Data excerpts
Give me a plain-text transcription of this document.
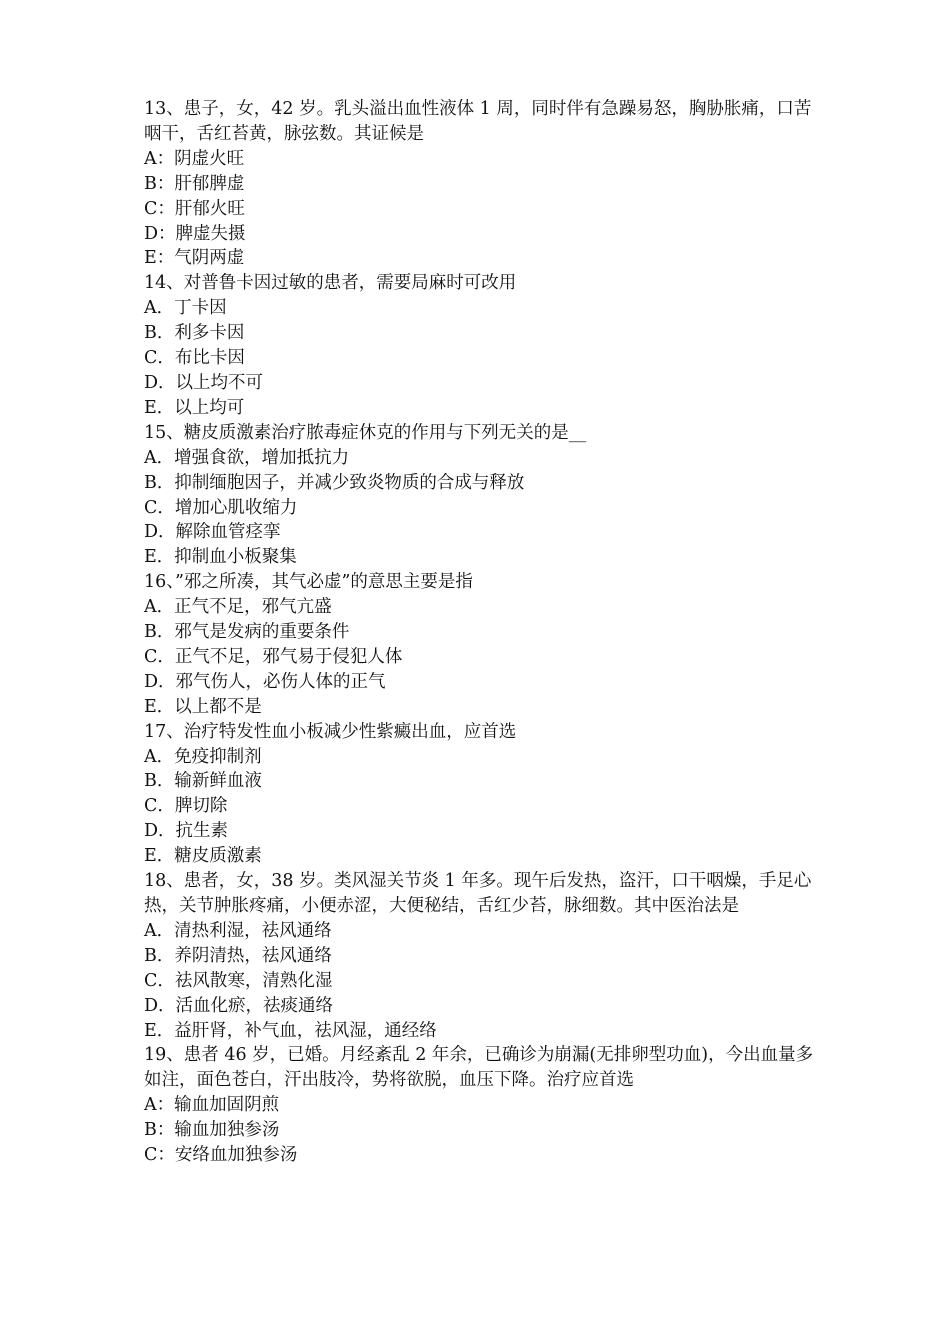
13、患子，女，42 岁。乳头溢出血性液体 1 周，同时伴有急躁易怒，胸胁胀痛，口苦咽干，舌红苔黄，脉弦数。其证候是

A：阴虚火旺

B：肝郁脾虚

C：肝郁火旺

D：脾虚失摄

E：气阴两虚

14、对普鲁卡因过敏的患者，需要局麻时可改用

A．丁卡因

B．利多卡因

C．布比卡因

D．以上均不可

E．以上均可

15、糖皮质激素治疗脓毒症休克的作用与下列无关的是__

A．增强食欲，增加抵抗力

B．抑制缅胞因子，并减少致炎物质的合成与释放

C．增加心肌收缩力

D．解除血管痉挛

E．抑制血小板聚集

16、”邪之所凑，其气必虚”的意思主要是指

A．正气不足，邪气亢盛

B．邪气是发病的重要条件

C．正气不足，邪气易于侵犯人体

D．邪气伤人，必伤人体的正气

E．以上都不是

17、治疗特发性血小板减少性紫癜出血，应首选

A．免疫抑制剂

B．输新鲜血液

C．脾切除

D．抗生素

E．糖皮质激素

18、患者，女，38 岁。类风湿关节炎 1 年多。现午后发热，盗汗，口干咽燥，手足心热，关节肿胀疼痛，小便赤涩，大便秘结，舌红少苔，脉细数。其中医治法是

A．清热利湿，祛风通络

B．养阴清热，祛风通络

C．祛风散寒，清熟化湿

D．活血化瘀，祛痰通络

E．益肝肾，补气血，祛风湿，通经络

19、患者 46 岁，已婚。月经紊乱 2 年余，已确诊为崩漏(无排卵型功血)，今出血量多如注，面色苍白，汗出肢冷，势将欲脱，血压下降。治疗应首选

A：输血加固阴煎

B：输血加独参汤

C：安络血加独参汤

==

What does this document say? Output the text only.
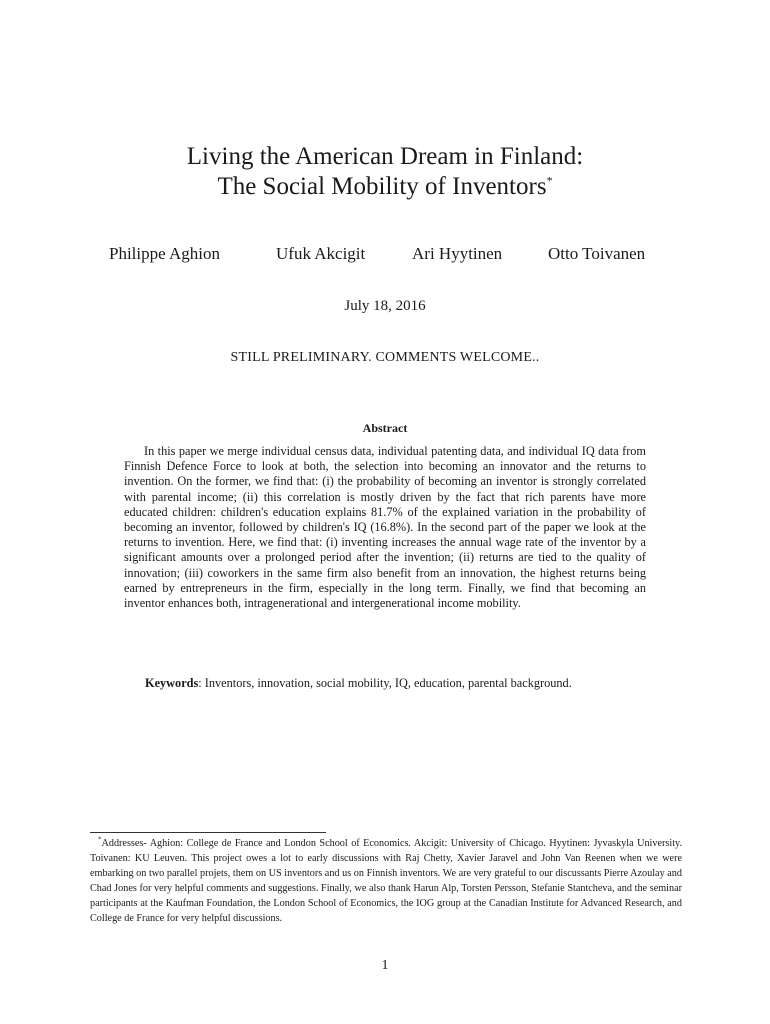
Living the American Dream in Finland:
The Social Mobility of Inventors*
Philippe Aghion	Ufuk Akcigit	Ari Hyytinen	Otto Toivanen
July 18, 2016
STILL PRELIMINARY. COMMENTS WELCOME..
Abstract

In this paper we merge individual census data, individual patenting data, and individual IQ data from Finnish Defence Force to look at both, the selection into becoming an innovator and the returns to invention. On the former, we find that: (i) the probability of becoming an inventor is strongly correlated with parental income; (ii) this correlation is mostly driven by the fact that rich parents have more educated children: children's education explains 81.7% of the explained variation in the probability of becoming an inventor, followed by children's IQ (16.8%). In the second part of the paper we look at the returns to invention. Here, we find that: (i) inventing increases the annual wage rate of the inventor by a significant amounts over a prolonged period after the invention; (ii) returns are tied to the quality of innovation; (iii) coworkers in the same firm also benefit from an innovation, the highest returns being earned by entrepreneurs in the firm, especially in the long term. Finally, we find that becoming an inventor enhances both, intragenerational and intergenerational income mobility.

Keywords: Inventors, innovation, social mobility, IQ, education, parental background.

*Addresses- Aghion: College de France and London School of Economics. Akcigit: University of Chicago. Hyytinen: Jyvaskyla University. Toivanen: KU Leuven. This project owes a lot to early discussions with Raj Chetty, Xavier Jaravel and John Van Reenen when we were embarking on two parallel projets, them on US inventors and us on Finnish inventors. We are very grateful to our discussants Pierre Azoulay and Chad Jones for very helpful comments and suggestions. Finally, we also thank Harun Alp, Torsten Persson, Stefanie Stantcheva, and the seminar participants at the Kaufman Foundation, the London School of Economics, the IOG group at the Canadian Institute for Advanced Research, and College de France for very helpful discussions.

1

Exercise: Take every line from the data that contains the word "document".

The reply:
Give me a plain-text transcription of this document.
What does this document say? Output the text only.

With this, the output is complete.